Page excerpt
Thanks for your input. I used your file as a basis (with modification of my paths), but I still got the same results. (I'm also using the latest stable PHPUnit 5.5.4, never tried the beta version)
That's too bad, hoping it was something little...(sorry I misread your original post and saw PHP 5.6 and thought it was PHPUnit 5.6, hence the beta confusion)...I am running PHP 5.6 as well. I can only suggest to set up some kind of simple test case and see if it runs then just to check your environment. Good luck!
Does phpunit has any specific requirements about folder/test structure? I doubt so, because it finds and executes all test cases? What is see is that all of my 3793 tests are executed successfully, but only 13 / 822 test methods have code coverage.

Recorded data
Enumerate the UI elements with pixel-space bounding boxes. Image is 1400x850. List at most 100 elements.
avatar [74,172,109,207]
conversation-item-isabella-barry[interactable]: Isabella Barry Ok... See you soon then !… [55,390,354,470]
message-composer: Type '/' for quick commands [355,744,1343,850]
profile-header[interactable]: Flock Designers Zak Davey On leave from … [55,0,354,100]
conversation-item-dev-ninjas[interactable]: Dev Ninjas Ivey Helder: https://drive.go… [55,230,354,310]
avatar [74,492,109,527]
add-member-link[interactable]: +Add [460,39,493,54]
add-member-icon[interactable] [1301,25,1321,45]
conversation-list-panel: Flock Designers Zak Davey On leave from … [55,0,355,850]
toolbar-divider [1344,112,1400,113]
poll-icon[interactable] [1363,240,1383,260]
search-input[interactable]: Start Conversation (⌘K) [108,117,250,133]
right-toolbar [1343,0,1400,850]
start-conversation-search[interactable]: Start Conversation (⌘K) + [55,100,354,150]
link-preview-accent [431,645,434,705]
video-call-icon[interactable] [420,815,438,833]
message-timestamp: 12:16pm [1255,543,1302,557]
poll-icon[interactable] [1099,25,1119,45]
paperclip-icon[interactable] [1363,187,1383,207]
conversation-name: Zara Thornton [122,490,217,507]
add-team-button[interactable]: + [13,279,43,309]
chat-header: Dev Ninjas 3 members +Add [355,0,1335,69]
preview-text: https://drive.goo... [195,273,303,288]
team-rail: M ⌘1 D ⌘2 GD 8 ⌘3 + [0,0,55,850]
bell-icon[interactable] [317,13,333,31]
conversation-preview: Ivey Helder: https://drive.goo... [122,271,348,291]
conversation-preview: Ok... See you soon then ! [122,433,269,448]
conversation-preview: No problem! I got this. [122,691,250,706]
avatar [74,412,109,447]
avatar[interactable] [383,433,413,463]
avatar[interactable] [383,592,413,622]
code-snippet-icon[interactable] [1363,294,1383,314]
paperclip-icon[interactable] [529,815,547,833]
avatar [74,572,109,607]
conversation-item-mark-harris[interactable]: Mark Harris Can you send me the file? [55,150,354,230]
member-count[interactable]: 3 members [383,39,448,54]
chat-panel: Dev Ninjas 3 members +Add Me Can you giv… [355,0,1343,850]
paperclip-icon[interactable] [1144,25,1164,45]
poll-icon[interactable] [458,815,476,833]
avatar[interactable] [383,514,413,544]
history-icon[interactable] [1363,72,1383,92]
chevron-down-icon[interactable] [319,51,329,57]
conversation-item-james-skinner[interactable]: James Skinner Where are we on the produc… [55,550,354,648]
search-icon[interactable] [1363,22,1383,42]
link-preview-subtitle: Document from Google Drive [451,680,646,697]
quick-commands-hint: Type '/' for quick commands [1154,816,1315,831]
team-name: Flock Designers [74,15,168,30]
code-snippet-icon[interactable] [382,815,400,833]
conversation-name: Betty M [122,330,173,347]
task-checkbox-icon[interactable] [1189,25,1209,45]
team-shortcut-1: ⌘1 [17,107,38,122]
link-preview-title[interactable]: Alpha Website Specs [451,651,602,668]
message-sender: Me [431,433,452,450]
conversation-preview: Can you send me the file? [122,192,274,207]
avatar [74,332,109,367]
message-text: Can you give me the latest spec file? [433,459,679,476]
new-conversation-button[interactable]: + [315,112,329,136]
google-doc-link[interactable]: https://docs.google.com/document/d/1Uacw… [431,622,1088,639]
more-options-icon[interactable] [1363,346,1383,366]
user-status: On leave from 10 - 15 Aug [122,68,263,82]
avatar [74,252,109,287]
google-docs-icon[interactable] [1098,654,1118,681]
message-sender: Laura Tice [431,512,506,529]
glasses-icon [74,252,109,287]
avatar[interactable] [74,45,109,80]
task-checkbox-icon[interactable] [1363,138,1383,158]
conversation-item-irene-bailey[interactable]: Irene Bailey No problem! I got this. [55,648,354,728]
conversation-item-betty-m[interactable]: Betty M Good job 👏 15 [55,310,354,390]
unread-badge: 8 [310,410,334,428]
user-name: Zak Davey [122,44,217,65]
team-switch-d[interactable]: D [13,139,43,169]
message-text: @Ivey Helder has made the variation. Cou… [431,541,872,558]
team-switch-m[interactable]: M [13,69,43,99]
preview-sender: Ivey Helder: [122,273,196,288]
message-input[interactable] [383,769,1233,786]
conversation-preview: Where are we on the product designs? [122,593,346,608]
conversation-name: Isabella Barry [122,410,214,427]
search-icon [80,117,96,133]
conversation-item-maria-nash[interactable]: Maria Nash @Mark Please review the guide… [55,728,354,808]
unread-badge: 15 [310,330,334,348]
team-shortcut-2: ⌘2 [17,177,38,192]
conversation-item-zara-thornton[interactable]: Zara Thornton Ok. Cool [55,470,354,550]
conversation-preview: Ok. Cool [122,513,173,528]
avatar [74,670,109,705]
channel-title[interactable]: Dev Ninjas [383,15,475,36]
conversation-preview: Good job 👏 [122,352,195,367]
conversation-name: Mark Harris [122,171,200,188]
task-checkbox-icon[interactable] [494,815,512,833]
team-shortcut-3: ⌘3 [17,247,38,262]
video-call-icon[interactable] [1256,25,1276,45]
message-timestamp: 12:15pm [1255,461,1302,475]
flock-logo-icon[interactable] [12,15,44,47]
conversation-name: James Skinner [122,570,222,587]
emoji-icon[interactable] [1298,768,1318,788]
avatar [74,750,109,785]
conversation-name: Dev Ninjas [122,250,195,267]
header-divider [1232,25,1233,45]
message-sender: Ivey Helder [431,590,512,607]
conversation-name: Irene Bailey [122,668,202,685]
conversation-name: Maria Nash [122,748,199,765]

Brief
Extend the PHPUnit code coverage discussion past its final sentence. This material is separate from the PHPUnit code coverage discussion.

Reply to the task
Yes, if it is finding tests through self discovery (asking it to test an entire directory) it is looking for files named like this: *Test.php. I just noticed, that you have the same directory white listed as your test directory, maybe that is it? In other words, it is a good idea to put the tested code in a separate directory structure (such as src) and the test cases in another directory say "tests", then whitelist the src only to indicate how much of the code targeted for testing is covered.You can see what I mean in my project (and the phpunit.xml):github.com/1HappyPlace/clio
Well, your suggestion did the trick. Thus, I moved all the source code into a "src" sub folder and the test code in a "tests" sub folder. Now I got proper code coverage. At least for a very small sub set of my code for which I tried it. I have some refactoring work to do (changing include paths etc.to match the new directory structure) Thanks Katie!